-- DIRECTION --
Collect the lines of the entries where "reason" shows up.

Stored data:
######

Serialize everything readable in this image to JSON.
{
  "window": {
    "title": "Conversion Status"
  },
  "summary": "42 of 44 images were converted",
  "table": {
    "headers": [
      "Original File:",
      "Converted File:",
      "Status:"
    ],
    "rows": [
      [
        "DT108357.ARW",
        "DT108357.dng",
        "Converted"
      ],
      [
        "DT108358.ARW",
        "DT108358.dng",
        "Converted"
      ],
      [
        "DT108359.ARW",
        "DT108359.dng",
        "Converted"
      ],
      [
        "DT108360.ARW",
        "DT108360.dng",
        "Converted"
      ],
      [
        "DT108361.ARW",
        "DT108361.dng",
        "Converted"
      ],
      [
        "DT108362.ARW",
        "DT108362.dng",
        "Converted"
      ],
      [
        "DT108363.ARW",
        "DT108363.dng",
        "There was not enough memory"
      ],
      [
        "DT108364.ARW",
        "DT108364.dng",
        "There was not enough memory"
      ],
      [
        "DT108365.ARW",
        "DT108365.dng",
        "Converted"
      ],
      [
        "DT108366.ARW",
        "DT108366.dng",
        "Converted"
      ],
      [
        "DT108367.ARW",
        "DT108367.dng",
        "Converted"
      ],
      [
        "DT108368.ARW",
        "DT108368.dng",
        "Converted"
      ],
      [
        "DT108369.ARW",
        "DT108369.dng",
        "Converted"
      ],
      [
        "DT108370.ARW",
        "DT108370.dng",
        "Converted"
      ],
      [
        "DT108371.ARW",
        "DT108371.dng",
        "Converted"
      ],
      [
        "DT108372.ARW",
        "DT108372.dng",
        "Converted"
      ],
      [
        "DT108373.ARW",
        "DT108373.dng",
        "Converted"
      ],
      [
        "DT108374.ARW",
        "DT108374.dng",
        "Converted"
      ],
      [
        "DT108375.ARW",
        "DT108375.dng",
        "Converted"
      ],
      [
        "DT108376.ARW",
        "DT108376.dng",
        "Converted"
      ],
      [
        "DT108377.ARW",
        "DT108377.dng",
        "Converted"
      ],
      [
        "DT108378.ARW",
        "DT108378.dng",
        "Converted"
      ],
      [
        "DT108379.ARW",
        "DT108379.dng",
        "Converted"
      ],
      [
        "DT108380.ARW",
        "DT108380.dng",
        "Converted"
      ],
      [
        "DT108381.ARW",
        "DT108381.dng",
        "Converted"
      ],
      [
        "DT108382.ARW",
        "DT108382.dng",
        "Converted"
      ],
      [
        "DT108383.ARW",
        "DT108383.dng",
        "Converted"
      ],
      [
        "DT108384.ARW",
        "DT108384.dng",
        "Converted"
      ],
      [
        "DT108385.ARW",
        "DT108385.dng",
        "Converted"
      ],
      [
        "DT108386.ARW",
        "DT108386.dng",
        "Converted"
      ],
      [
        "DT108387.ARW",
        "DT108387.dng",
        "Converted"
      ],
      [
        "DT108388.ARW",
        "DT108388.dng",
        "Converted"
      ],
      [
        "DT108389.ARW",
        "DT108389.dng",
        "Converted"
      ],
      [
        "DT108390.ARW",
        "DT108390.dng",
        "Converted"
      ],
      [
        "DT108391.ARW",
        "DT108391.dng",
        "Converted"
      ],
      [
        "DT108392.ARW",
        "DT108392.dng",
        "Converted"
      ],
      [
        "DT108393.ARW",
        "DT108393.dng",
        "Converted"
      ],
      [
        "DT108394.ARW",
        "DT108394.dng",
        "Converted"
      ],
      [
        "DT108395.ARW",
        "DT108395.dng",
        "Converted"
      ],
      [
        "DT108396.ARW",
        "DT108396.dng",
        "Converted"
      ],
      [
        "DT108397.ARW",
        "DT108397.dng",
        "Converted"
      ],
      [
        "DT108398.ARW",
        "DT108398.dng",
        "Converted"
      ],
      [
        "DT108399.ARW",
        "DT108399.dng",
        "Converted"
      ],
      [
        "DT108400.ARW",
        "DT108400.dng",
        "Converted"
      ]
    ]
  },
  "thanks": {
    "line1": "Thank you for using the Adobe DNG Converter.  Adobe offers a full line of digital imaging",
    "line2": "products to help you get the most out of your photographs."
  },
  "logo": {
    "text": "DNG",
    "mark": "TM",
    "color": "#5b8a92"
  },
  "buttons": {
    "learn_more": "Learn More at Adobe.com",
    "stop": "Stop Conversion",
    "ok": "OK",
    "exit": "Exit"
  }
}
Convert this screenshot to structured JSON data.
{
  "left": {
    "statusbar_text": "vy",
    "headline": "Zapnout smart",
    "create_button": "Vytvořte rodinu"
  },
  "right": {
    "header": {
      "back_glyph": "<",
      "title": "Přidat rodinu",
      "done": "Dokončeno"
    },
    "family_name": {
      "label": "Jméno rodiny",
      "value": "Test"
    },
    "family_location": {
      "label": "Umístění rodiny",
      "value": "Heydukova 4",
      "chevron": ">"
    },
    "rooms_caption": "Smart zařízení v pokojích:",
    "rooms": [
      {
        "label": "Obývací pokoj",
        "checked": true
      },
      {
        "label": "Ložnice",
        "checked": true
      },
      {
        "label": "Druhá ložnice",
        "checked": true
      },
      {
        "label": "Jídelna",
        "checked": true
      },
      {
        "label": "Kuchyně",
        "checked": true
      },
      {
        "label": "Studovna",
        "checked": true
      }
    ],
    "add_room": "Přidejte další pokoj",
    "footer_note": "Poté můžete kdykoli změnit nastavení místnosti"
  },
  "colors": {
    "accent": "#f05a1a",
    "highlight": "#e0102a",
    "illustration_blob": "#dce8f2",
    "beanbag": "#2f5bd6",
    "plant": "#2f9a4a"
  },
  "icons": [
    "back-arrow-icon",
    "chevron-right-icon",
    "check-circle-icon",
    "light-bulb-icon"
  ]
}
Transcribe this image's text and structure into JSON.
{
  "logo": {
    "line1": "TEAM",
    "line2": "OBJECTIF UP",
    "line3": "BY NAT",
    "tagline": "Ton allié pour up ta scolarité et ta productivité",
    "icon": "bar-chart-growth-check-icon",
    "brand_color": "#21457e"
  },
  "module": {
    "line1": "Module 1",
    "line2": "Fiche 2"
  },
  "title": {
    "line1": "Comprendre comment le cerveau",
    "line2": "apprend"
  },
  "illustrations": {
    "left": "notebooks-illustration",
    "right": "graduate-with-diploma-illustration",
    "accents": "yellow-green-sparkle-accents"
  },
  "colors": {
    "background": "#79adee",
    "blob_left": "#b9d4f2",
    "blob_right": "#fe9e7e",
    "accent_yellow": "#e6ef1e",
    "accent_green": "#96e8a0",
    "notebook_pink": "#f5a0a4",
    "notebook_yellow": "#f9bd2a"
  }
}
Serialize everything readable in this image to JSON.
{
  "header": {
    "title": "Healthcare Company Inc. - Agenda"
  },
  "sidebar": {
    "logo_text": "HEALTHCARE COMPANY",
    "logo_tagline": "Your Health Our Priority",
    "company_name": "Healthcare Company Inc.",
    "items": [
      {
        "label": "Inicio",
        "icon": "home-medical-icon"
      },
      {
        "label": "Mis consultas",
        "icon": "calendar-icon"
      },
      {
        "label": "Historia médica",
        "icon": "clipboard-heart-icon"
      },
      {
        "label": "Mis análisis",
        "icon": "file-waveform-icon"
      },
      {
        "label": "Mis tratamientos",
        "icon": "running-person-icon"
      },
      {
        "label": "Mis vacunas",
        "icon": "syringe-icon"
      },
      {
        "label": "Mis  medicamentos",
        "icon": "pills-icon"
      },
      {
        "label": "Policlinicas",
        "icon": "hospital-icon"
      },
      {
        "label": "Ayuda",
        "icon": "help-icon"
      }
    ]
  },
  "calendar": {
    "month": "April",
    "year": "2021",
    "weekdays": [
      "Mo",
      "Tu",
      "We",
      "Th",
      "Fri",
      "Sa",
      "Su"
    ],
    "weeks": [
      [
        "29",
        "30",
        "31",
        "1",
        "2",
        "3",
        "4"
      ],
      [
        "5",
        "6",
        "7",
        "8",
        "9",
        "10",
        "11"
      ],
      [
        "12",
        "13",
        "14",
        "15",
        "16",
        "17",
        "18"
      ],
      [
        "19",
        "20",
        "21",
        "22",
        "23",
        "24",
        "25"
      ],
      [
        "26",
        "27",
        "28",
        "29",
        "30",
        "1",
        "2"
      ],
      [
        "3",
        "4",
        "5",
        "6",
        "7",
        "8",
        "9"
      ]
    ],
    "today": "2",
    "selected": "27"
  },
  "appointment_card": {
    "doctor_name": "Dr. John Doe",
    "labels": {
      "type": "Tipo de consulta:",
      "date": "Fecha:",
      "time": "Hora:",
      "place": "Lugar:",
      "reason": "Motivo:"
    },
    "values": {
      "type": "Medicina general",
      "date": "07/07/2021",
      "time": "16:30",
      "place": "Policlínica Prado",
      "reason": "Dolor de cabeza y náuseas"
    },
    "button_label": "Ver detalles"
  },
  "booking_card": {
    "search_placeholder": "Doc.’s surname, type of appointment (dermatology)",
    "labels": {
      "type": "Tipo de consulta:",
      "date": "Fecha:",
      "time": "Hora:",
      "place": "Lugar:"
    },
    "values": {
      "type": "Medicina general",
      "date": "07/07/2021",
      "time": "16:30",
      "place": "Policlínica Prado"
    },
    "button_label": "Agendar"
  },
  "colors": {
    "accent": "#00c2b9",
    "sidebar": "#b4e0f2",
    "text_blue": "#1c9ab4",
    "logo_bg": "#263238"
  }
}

######

-- REPLY TO THE EXERCISE --
      "reason": "Motivo:"
      "reason": "Dolor de cabeza y náuseas"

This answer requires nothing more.